### Raw records
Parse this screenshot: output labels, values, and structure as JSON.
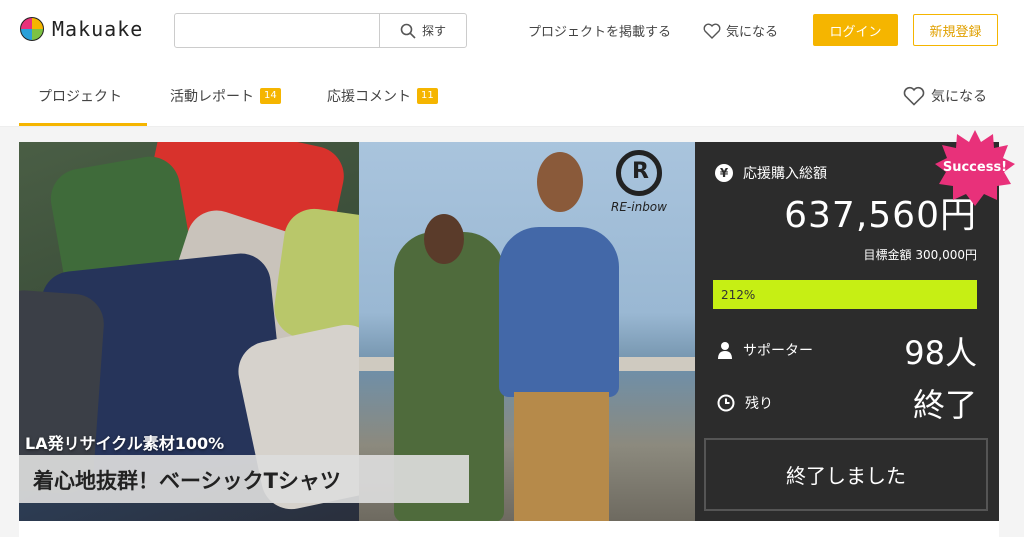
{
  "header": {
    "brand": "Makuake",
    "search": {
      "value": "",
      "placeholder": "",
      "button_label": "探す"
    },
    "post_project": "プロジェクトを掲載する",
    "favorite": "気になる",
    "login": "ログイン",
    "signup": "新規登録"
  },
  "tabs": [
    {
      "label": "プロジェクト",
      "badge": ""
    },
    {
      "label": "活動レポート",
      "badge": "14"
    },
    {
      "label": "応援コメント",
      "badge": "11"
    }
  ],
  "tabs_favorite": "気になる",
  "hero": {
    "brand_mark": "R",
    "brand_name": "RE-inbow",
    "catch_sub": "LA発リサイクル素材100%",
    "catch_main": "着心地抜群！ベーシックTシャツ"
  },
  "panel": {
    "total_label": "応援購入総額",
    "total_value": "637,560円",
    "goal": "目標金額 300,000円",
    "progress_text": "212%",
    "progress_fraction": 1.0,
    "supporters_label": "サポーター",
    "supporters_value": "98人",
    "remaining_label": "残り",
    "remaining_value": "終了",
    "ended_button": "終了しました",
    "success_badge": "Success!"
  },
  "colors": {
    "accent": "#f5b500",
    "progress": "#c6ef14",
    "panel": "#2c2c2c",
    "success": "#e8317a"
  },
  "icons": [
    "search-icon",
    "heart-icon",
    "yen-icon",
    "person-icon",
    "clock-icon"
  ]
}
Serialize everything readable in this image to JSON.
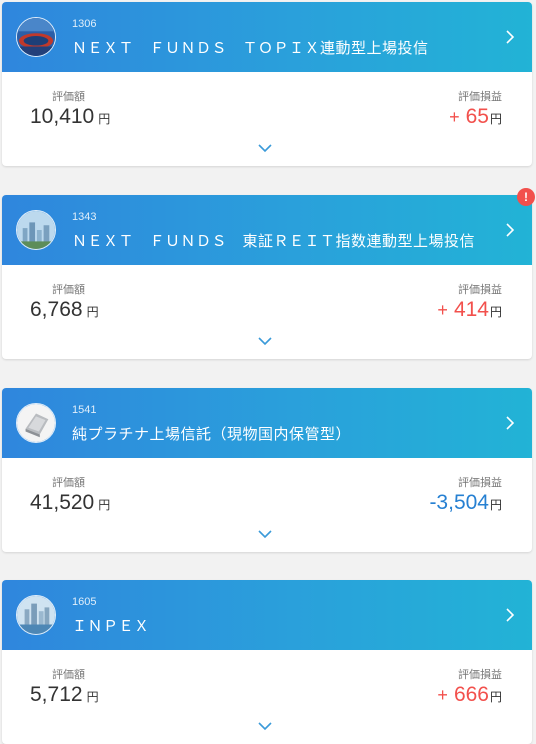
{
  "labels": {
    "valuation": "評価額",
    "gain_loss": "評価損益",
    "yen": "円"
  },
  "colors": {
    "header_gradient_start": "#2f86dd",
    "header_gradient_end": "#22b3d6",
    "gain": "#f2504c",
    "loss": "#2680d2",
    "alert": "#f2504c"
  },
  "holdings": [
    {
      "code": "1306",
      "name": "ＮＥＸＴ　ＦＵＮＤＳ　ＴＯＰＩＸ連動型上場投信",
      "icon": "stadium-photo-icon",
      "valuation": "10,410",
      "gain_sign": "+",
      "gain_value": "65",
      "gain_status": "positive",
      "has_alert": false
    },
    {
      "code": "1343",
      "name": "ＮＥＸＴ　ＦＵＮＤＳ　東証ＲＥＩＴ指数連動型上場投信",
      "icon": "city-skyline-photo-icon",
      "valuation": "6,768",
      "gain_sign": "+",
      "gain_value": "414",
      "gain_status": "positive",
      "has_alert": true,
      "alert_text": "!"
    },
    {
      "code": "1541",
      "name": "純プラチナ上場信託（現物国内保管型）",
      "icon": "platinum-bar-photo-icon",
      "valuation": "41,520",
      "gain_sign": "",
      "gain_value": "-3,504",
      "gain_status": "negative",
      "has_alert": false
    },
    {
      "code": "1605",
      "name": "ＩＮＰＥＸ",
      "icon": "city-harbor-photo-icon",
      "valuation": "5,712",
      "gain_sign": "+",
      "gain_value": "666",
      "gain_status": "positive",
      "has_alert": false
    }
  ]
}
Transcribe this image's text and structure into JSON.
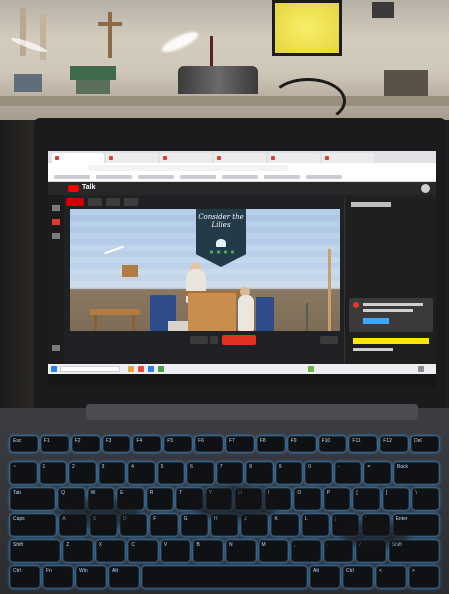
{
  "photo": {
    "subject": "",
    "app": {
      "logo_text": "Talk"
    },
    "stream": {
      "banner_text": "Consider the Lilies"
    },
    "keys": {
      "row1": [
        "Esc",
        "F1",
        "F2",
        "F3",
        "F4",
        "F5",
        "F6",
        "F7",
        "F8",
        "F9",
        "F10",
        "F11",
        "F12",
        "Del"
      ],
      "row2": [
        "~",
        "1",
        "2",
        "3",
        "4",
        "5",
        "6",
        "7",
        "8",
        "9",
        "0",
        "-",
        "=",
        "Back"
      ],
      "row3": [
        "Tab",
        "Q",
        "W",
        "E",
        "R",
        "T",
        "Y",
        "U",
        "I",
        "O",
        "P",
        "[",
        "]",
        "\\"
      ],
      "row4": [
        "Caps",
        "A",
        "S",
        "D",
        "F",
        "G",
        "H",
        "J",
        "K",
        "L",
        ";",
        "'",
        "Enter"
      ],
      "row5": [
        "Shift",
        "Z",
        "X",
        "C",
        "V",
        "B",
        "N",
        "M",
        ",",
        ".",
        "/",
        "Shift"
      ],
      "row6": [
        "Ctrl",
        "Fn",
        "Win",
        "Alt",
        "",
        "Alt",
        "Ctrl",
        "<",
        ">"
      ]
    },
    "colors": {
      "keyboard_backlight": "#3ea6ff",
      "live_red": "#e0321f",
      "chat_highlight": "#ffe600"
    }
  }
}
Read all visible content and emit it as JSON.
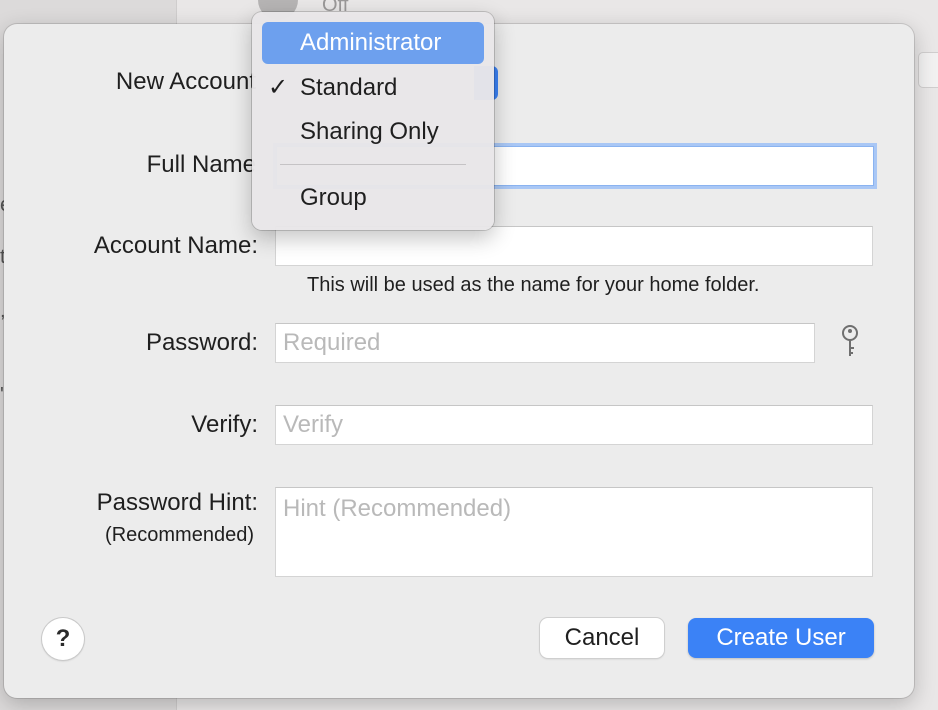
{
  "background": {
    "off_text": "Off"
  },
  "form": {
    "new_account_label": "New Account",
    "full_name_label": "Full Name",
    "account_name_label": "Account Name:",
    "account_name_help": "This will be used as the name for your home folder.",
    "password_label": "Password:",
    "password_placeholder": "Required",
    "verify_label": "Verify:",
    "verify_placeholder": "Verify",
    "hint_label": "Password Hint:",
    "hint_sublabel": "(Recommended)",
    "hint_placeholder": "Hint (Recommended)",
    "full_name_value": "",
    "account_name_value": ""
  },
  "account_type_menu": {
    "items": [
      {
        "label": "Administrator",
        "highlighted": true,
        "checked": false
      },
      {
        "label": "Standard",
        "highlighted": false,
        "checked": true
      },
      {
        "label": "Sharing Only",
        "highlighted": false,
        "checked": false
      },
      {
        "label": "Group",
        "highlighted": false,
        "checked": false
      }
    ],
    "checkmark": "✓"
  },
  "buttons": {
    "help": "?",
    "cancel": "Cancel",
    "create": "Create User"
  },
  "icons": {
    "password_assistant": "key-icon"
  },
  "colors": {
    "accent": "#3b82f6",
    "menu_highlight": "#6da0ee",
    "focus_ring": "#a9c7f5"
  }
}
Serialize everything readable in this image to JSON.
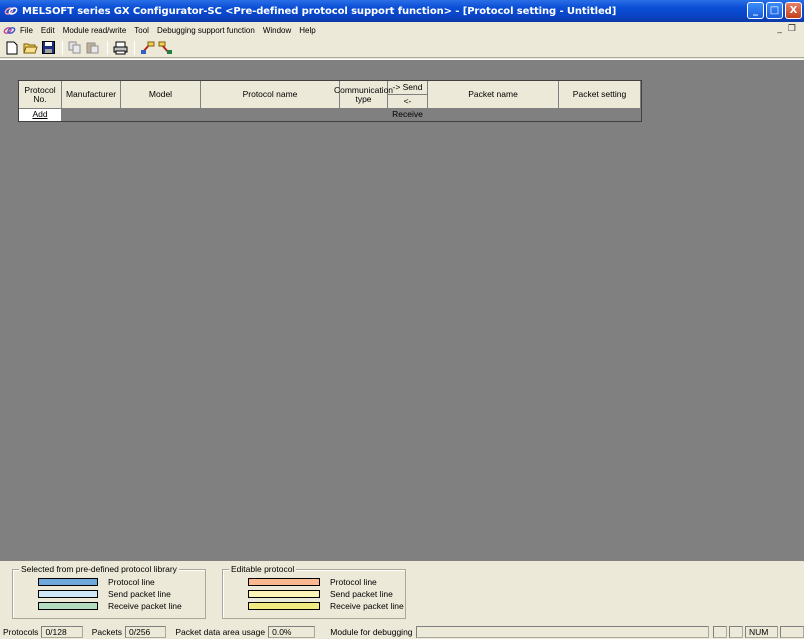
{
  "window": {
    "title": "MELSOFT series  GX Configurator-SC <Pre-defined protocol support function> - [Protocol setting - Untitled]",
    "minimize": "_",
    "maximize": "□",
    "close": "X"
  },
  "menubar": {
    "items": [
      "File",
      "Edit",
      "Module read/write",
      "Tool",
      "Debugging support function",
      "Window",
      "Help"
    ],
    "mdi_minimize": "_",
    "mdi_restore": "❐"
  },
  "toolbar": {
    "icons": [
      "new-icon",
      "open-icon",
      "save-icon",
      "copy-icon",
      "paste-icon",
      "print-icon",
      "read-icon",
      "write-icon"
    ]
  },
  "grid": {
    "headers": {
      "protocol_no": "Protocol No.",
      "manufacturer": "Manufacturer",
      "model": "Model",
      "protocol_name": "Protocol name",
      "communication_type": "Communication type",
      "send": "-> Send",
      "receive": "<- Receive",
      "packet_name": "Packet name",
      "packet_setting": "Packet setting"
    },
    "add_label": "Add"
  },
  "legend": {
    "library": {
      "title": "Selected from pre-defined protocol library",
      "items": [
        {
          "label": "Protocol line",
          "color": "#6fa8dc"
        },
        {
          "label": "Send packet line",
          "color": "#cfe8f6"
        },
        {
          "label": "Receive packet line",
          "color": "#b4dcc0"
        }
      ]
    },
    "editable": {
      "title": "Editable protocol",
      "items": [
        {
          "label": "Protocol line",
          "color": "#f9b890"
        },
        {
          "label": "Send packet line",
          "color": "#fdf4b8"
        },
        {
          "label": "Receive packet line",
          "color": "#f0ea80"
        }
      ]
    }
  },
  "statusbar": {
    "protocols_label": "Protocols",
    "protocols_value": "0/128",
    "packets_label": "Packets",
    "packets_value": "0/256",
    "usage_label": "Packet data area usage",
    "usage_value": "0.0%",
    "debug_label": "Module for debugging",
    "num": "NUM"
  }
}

### Aim of the task
Copy the listing word for word, excluding its pictures.

### Response for this exercise
Parse this screenshot: output labels, values, and structure as JSON.
{
  "header": {
    "brand": "Makuake",
    "search": {
      "value": "",
      "placeholder": "",
      "button_label": "探す"
    },
    "post_project": "プロジェクトを掲載する",
    "favorite": "気になる",
    "login": "ログイン",
    "signup": "新規登録"
  },
  "tabs": [
    {
      "label": "プロジェクト",
      "badge": ""
    },
    {
      "label": "活動レポート",
      "badge": "14"
    },
    {
      "label": "応援コメント",
      "badge": "11"
    }
  ],
  "tabs_favorite": "気になる",
  "hero": {
    "brand_mark": "R",
    "brand_name": "RE-inbow",
    "catch_sub": "LA発リサイクル素材100%",
    "catch_main": "着心地抜群！ベーシックTシャツ"
  },
  "panel": {
    "total_label": "応援購入総額",
    "total_value": "637,560円",
    "goal": "目標金額 300,000円",
    "progress_text": "212%",
    "progress_fraction": 1.0,
    "supporters_label": "サポーター",
    "supporters_value": "98人",
    "remaining_label": "残り",
    "remaining_value": "終了",
    "ended_button": "終了しました",
    "success_badge": "Success!"
  },
  "colors": {
    "accent": "#f5b500",
    "progress": "#c6ef14",
    "panel": "#2c2c2c",
    "success": "#e8317a"
  },
  "icons": [
    "search-icon",
    "heart-icon",
    "yen-icon",
    "person-icon",
    "clock-icon"
  ]
}
Serialize everything readable in this image to JSON.
{
  "labels": {
    "valuation": "評価額",
    "gain_loss": "評価損益",
    "yen": "円"
  },
  "colors": {
    "header_gradient_start": "#2f86dd",
    "header_gradient_end": "#22b3d6",
    "gain": "#f2504c",
    "loss": "#2680d2",
    "alert": "#f2504c"
  },
  "holdings": [
    {
      "code": "1306",
      "name": "ＮＥＸＴ　ＦＵＮＤＳ　ＴＯＰＩＸ連動型上場投信",
      "icon": "stadium-photo-icon",
      "valuation": "10,410",
      "gain_sign": "+",
      "gain_value": "65",
      "gain_status": "positive",
      "has_alert": false
    },
    {
      "code": "1343",
      "name": "ＮＥＸＴ　ＦＵＮＤＳ　東証ＲＥＩＴ指数連動型上場投信",
      "icon": "city-skyline-photo-icon",
      "valuation": "6,768",
      "gain_sign": "+",
      "gain_value": "414",
      "gain_status": "positive",
      "has_alert": true,
      "alert_text": "!"
    },
    {
      "code": "1541",
      "name": "純プラチナ上場信託（現物国内保管型）",
      "icon": "platinum-bar-photo-icon",
      "valuation": "41,520",
      "gain_sign": "",
      "gain_value": "-3,504",
      "gain_status": "negative",
      "has_alert": false
    },
    {
      "code": "1605",
      "name": "ＩＮＰＥＸ",
      "icon": "city-harbor-photo-icon",
      "valuation": "5,712",
      "gain_sign": "+",
      "gain_value": "666",
      "gain_status": "positive",
      "has_alert": false
    }
  ]
}
Transcribe this image's text and structure into JSON.
{
  "photo": {
    "subject": "",
    "app": {
      "logo_text": "Talk"
    },
    "stream": {
      "banner_text": "Consider the Lilies"
    },
    "keys": {
      "row1": [
        "Esc",
        "F1",
        "F2",
        "F3",
        "F4",
        "F5",
        "F6",
        "F7",
        "F8",
        "F9",
        "F10",
        "F11",
        "F12",
        "Del"
      ],
      "row2": [
        "~",
        "1",
        "2",
        "3",
        "4",
        "5",
        "6",
        "7",
        "8",
        "9",
        "0",
        "-",
        "=",
        "Back"
      ],
      "row3": [
        "Tab",
        "Q",
        "W",
        "E",
        "R",
        "T",
        "Y",
        "U",
        "I",
        "O",
        "P",
        "[",
        "]",
        "\\"
      ],
      "row4": [
        "Caps",
        "A",
        "S",
        "D",
        "F",
        "G",
        "H",
        "J",
        "K",
        "L",
        ";",
        "'",
        "Enter"
      ],
      "row5": [
        "Shift",
        "Z",
        "X",
        "C",
        "V",
        "B",
        "N",
        "M",
        ",",
        ".",
        "/",
        "Shift"
      ],
      "row6": [
        "Ctrl",
        "Fn",
        "Win",
        "Alt",
        "",
        "Alt",
        "Ctrl",
        "<",
        ">"
      ]
    },
    "colors": {
      "keyboard_backlight": "#3ea6ff",
      "live_red": "#e0321f",
      "chat_highlight": "#ffe600"
    }
  }
}
Read all visible content and emit it as JSON.
{
  "background": {
    "off_text": "Off"
  },
  "form": {
    "new_account_label": "New Account",
    "full_name_label": "Full Name",
    "account_name_label": "Account Name:",
    "account_name_help": "This will be used as the name for your home folder.",
    "password_label": "Password:",
    "password_placeholder": "Required",
    "verify_label": "Verify:",
    "verify_placeholder": "Verify",
    "hint_label": "Password Hint:",
    "hint_sublabel": "(Recommended)",
    "hint_placeholder": "Hint (Recommended)",
    "full_name_value": "",
    "account_name_value": ""
  },
  "account_type_menu": {
    "items": [
      {
        "label": "Administrator",
        "highlighted": true,
        "checked": false
      },
      {
        "label": "Standard",
        "highlighted": false,
        "checked": true
      },
      {
        "label": "Sharing Only",
        "highlighted": false,
        "checked": false
      },
      {
        "label": "Group",
        "highlighted": false,
        "checked": false
      }
    ],
    "checkmark": "✓"
  },
  "buttons": {
    "help": "?",
    "cancel": "Cancel",
    "create": "Create User"
  },
  "icons": {
    "password_assistant": "key-icon"
  },
  "colors": {
    "accent": "#3b82f6",
    "menu_highlight": "#6da0ee",
    "focus_ring": "#a9c7f5"
  }
}
Serialize everything readable in this image to JSON.
{
  "window": {
    "title": "MELSOFT series  GX Configurator-SC <Pre-defined protocol support function> - [Protocol setting - Untitled]",
    "minimize": "_",
    "maximize": "□",
    "close": "X"
  },
  "menubar": {
    "items": [
      "File",
      "Edit",
      "Module read/write",
      "Tool",
      "Debugging support function",
      "Window",
      "Help"
    ],
    "mdi_minimize": "_",
    "mdi_restore": "❐"
  },
  "toolbar": {
    "icons": [
      "new-icon",
      "open-icon",
      "save-icon",
      "copy-icon",
      "paste-icon",
      "print-icon",
      "read-icon",
      "write-icon"
    ]
  },
  "grid": {
    "headers": {
      "protocol_no": "Protocol No.",
      "manufacturer": "Manufacturer",
      "model": "Model",
      "protocol_name": "Protocol name",
      "communication_type": "Communication type",
      "send": "-> Send",
      "receive": "<- Receive",
      "packet_name": "Packet name",
      "packet_setting": "Packet setting"
    },
    "add_label": "Add"
  },
  "legend": {
    "library": {
      "title": "Selected from pre-defined protocol library",
      "items": [
        {
          "label": "Protocol line",
          "color": "#6fa8dc"
        },
        {
          "label": "Send packet line",
          "color": "#cfe8f6"
        },
        {
          "label": "Receive packet line",
          "color": "#b4dcc0"
        }
      ]
    },
    "editable": {
      "title": "Editable protocol",
      "items": [
        {
          "label": "Protocol line",
          "color": "#f9b890"
        },
        {
          "label": "Send packet line",
          "color": "#fdf4b8"
        },
        {
          "label": "Receive packet line",
          "color": "#f0ea80"
        }
      ]
    }
  },
  "statusbar": {
    "protocols_label": "Protocols",
    "protocols_value": "0/128",
    "packets_label": "Packets",
    "packets_value": "0/256",
    "usage_label": "Packet data area usage",
    "usage_value": "0.0%",
    "debug_label": "Module for debugging",
    "num": "NUM"
  }
}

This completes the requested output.